### EXERCISE GOAL
From the listing below, pull out the lines that hold "text".

(Dataset items)

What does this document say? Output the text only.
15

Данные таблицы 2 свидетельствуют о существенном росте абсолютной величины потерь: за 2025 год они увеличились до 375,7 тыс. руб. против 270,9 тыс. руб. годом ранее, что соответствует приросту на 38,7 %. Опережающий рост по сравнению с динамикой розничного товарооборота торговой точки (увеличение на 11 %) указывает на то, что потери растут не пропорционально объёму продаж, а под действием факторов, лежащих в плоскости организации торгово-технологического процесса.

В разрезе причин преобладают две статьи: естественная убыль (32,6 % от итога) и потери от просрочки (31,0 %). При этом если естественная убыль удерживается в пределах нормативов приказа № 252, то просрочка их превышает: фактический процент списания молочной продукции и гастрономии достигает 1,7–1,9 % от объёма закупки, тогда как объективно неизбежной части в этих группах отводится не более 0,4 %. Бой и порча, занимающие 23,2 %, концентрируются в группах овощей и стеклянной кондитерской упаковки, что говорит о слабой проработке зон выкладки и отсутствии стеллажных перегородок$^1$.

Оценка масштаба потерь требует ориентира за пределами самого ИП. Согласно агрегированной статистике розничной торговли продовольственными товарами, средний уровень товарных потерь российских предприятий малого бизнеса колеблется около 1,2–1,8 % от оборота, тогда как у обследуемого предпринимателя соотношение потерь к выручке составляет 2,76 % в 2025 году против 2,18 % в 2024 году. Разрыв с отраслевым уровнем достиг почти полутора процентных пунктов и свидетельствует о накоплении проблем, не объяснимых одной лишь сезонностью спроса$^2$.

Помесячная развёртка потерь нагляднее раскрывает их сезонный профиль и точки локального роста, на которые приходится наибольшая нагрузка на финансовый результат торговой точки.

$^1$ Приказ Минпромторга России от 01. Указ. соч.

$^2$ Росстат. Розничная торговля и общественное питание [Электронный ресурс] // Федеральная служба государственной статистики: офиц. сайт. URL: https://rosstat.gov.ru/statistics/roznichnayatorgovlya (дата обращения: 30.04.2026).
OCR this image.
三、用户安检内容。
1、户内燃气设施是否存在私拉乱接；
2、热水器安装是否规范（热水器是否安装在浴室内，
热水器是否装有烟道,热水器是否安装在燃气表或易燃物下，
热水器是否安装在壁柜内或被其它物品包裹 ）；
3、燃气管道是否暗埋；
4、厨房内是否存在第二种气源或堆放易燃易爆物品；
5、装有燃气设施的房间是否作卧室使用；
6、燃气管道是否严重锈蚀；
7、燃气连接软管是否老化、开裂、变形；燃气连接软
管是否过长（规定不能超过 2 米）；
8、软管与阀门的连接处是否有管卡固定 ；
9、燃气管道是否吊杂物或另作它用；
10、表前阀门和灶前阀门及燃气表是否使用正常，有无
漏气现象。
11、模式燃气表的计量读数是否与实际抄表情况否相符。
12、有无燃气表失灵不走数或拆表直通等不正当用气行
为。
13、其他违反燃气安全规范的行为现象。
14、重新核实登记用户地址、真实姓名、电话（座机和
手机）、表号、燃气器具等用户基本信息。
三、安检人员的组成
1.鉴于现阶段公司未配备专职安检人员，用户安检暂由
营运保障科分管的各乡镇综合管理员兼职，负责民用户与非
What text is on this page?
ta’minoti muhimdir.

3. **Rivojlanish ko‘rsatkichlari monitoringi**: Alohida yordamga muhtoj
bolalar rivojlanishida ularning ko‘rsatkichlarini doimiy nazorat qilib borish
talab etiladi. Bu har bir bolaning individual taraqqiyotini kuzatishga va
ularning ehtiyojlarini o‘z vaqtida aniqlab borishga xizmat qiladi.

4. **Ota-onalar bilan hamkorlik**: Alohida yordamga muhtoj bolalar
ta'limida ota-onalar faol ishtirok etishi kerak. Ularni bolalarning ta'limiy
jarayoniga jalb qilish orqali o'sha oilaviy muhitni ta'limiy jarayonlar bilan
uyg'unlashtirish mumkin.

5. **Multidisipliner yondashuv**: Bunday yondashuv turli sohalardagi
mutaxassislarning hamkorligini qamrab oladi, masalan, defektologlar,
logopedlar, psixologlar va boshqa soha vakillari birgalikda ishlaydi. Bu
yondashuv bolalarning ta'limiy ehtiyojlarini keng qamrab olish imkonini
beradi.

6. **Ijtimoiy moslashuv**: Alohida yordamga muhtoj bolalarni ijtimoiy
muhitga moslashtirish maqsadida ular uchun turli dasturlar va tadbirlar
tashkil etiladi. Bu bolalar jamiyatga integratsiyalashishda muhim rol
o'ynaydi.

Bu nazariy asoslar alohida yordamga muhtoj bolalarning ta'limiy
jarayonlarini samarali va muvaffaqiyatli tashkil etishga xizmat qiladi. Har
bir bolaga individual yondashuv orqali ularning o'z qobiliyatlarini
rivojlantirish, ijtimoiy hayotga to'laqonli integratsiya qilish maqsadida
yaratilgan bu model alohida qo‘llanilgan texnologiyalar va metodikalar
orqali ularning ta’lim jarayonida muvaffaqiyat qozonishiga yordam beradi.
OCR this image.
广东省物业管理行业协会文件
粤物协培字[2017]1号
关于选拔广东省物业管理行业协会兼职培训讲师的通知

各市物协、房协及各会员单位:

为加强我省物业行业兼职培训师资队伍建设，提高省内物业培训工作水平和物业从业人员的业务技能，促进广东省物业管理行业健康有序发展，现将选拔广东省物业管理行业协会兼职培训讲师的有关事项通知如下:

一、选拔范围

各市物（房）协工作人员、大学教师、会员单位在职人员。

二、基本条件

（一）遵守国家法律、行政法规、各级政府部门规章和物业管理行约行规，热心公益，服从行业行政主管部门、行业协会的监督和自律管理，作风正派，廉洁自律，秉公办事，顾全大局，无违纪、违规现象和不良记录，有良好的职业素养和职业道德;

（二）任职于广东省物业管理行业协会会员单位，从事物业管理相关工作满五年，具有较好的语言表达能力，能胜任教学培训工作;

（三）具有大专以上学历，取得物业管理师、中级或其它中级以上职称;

### FINAL ANSWER
What does this document say? Output the text only.
What text is on this page?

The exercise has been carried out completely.